Materials provided:
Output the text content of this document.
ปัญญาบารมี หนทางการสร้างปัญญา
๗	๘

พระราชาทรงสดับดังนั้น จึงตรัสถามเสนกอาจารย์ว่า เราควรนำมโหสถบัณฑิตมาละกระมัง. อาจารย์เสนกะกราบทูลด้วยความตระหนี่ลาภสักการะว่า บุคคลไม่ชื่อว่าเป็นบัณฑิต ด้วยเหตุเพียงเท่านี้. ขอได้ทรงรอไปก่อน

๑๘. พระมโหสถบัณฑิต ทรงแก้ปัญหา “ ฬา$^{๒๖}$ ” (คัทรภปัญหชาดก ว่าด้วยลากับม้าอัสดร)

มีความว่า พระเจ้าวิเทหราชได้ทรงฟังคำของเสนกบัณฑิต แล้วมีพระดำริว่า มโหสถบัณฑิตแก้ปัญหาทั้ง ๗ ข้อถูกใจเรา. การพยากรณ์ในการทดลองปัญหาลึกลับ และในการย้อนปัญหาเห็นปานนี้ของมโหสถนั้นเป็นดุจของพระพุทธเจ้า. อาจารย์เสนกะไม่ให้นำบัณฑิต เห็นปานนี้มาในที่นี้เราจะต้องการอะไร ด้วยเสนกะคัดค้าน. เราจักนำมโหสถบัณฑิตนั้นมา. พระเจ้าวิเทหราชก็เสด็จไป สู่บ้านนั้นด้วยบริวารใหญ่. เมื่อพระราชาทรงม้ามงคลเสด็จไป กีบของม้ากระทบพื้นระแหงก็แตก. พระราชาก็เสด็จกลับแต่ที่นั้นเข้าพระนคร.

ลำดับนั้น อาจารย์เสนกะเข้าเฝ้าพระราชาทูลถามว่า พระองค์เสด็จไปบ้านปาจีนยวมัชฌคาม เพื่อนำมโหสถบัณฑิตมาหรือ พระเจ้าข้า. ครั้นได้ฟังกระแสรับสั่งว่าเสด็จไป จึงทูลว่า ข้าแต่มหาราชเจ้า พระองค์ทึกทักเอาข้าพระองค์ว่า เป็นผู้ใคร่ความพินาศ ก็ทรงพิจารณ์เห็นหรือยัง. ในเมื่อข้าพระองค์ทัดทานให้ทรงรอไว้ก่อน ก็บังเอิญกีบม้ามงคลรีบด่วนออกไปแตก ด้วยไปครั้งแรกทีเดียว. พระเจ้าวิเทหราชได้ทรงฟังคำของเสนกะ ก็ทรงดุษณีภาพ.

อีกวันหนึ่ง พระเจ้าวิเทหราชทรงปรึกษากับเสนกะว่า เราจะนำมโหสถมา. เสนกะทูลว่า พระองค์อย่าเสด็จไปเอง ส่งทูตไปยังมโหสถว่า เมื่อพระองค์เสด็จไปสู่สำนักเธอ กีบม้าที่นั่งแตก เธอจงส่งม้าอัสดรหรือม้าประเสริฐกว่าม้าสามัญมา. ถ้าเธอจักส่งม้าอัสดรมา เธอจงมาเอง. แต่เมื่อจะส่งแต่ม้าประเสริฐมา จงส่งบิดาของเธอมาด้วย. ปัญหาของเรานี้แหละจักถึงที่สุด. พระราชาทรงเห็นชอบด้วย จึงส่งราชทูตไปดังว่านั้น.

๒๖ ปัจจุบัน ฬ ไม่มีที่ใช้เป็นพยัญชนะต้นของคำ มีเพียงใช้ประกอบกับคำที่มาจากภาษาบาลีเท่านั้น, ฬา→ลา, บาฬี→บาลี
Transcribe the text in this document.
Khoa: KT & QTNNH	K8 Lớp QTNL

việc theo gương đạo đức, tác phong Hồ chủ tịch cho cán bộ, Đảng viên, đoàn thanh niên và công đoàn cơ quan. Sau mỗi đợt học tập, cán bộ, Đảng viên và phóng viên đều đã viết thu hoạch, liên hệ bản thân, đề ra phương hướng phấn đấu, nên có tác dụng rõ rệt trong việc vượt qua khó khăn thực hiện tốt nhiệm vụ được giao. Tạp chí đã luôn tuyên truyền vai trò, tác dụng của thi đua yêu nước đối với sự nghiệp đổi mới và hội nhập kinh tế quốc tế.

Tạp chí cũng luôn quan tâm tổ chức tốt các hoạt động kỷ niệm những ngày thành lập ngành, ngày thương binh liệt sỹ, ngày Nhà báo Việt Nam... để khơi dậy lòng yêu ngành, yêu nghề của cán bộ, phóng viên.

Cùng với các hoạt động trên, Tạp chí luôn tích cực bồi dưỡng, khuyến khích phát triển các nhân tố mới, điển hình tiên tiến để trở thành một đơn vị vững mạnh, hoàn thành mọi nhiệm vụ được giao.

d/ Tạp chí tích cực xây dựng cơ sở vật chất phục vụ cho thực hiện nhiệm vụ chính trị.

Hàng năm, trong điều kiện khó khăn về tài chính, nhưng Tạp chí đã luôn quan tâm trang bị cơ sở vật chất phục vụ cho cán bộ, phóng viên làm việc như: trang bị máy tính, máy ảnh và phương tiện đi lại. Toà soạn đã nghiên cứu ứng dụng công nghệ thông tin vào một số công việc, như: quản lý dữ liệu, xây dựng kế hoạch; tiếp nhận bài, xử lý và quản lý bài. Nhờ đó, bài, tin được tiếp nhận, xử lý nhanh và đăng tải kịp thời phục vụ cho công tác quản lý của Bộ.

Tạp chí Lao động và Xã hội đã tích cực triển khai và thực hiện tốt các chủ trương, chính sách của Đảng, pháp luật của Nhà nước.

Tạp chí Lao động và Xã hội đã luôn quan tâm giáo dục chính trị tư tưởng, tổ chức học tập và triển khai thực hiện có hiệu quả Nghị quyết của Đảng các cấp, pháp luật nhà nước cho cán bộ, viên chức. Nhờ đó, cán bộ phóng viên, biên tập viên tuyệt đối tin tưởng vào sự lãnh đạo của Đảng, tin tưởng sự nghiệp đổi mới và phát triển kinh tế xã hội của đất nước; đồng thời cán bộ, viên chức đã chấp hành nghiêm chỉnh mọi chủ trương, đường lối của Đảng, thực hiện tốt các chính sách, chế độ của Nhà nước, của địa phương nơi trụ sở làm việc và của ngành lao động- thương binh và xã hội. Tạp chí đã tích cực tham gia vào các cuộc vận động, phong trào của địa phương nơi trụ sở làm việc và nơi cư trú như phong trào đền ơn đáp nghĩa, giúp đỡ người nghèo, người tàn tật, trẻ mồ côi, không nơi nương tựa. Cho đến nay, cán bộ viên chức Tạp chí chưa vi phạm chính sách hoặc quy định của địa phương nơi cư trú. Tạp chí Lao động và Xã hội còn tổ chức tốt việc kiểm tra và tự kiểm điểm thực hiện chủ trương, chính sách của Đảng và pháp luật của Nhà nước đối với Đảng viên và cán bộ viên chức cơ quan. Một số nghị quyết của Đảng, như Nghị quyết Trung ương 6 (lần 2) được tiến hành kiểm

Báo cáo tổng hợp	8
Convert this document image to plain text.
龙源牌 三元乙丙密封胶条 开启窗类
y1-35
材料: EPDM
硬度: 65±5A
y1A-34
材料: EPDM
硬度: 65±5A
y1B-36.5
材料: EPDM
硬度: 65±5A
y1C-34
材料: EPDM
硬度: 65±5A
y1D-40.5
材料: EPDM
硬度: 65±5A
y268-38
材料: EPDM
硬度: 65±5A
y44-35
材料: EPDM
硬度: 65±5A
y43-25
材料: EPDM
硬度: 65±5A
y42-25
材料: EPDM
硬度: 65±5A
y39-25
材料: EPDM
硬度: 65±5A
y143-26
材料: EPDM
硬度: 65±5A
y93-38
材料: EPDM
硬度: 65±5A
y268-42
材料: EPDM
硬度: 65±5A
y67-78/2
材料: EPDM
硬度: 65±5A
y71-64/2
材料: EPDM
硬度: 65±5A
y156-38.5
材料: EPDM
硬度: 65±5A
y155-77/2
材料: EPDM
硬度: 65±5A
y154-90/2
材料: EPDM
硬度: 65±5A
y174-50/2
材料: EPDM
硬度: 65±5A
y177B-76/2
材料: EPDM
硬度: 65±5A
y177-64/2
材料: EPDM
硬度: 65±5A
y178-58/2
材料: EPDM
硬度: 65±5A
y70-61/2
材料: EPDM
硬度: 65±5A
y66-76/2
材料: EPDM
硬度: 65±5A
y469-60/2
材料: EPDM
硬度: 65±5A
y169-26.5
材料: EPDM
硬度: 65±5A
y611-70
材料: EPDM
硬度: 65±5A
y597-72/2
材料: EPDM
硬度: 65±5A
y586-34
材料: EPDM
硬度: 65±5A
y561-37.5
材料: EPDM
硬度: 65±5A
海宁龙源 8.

Required work: Read the data above and pull out each line that holds the string "hoạt".

Expected output:
Tạp chí cũng luôn quan tâm tổ chức tốt các hoạt động kỷ niệm những ngày thành lập ngành, ngày thương binh liệt sỹ, ngày Nhà báo Việt Nam... để khơi dậy lòng yêu ngành, yêu nghề của cán bộ, phóng viên.
Cùng với các hoạt động trên, Tạp chí luôn tích cực bồi dưỡng, khuyến khích phát triển các nhân tố mới, điển hình tiên tiến để trở thành một đơn vị vững mạnh, hoàn thành mọi nhiệm vụ được giao.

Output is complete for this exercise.